• [What is needed]
Go through the records and extract every line with the word "выяснить".

[Start Provided data]

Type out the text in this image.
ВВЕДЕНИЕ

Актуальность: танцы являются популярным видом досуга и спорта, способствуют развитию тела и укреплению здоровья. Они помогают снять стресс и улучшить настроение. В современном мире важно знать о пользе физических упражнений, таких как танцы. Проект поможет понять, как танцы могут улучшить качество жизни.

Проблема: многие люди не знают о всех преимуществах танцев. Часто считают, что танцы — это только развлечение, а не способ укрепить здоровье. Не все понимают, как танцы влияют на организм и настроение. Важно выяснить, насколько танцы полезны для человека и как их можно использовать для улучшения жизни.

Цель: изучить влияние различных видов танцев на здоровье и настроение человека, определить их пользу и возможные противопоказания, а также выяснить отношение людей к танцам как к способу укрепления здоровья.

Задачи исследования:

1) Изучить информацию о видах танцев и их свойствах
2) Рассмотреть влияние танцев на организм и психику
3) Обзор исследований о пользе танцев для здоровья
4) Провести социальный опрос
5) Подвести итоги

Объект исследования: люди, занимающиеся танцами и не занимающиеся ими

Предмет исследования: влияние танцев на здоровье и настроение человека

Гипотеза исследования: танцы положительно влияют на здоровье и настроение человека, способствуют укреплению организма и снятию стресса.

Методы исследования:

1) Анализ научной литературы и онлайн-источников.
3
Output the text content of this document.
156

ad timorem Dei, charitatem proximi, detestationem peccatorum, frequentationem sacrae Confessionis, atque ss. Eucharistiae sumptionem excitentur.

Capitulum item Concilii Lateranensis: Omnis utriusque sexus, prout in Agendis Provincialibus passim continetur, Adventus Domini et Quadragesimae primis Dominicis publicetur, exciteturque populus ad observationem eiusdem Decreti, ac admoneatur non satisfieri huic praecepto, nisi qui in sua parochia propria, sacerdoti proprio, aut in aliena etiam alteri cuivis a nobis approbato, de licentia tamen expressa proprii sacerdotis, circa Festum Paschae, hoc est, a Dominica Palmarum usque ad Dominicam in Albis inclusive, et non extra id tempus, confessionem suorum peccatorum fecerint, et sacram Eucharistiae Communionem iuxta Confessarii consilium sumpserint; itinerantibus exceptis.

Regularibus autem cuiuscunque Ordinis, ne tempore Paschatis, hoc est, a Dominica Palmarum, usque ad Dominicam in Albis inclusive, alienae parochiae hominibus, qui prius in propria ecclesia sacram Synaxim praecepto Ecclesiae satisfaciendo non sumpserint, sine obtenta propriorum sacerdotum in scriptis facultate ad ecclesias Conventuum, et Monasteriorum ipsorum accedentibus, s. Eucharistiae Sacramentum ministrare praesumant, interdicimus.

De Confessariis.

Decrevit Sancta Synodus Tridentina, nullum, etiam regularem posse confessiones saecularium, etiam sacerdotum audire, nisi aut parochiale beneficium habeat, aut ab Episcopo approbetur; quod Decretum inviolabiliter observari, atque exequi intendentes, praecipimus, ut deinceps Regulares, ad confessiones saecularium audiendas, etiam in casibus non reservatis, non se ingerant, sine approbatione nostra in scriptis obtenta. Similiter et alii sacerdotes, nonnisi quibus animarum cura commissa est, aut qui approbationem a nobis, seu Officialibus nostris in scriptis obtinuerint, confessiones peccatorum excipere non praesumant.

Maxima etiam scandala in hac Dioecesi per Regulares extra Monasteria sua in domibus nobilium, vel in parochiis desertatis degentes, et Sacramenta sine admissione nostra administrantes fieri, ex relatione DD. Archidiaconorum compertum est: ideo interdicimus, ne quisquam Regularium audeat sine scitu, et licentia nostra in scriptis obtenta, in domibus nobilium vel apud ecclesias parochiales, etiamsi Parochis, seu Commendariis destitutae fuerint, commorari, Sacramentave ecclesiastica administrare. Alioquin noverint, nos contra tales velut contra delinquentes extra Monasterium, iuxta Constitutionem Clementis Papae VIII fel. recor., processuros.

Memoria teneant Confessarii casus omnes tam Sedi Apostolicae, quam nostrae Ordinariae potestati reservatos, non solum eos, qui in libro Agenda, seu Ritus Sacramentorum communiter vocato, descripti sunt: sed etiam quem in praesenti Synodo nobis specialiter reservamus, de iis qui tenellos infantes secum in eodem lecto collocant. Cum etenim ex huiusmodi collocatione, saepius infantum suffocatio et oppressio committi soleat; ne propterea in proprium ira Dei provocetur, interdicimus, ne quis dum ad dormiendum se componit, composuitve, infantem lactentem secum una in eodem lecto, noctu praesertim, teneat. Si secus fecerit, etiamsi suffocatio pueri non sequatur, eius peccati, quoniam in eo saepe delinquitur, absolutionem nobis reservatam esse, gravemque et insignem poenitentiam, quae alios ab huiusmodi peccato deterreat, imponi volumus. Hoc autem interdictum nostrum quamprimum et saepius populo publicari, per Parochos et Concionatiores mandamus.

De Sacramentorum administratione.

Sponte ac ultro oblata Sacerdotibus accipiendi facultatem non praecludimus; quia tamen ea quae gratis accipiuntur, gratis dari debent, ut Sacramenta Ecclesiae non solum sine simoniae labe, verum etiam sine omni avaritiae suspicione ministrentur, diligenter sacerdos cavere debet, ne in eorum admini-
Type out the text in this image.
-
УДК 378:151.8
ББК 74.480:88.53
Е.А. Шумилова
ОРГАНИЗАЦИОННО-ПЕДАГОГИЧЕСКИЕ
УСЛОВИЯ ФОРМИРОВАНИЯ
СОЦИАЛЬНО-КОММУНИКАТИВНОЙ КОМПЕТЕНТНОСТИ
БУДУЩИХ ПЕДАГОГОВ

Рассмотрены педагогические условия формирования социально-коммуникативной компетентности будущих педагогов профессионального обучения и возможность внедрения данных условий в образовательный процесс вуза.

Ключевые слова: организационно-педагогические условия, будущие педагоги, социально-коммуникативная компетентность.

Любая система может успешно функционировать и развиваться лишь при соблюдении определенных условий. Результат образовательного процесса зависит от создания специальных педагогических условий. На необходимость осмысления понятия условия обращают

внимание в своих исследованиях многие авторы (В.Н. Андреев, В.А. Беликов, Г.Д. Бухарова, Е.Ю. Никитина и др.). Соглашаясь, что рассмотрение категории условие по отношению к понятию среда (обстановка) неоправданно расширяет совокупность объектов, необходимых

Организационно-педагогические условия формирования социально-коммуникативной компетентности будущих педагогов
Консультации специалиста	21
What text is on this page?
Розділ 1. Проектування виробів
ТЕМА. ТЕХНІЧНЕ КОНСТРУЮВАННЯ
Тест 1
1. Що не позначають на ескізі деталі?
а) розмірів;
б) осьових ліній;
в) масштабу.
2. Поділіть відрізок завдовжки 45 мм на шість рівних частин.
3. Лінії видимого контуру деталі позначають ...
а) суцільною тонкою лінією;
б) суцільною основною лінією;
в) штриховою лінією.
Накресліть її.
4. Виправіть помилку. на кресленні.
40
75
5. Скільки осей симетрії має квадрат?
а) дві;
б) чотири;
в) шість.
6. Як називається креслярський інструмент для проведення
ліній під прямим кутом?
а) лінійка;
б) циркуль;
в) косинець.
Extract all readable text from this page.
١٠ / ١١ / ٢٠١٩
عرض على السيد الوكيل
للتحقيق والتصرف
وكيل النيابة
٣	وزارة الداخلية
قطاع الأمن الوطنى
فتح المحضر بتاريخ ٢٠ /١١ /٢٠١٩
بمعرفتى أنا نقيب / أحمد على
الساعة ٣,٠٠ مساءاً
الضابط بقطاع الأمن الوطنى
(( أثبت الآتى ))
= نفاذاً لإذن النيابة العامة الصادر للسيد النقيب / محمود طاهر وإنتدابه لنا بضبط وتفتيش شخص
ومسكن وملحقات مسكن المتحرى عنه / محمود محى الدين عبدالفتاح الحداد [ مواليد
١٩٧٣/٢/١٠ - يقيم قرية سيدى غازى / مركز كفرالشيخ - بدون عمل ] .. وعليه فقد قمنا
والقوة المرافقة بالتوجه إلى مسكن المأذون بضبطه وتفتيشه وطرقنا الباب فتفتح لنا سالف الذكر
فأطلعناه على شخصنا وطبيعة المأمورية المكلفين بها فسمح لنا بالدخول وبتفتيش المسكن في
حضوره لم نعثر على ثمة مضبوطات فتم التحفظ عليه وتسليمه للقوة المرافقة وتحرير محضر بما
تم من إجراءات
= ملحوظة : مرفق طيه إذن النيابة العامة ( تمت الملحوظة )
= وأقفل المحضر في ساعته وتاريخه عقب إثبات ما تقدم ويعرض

[End Provided data]

• [Result]
Проблема: многие люди не знают о всех преимуществах танцев. Часто считают, что танцы — это только развлечение, а не способ укрепить здоровье. Не все понимают, как танцы влияют на организм и настроение. Важно выяснить, насколько танцы полезны для человека и как их можно использовать для улучшения жизни.
Цель: изучить влияние различных видов танцев на здоровье и настроение человека, определить их пользу и возможные противопоказания, а также выяснить отношение людей к танцам как к способу укрепления здоровья.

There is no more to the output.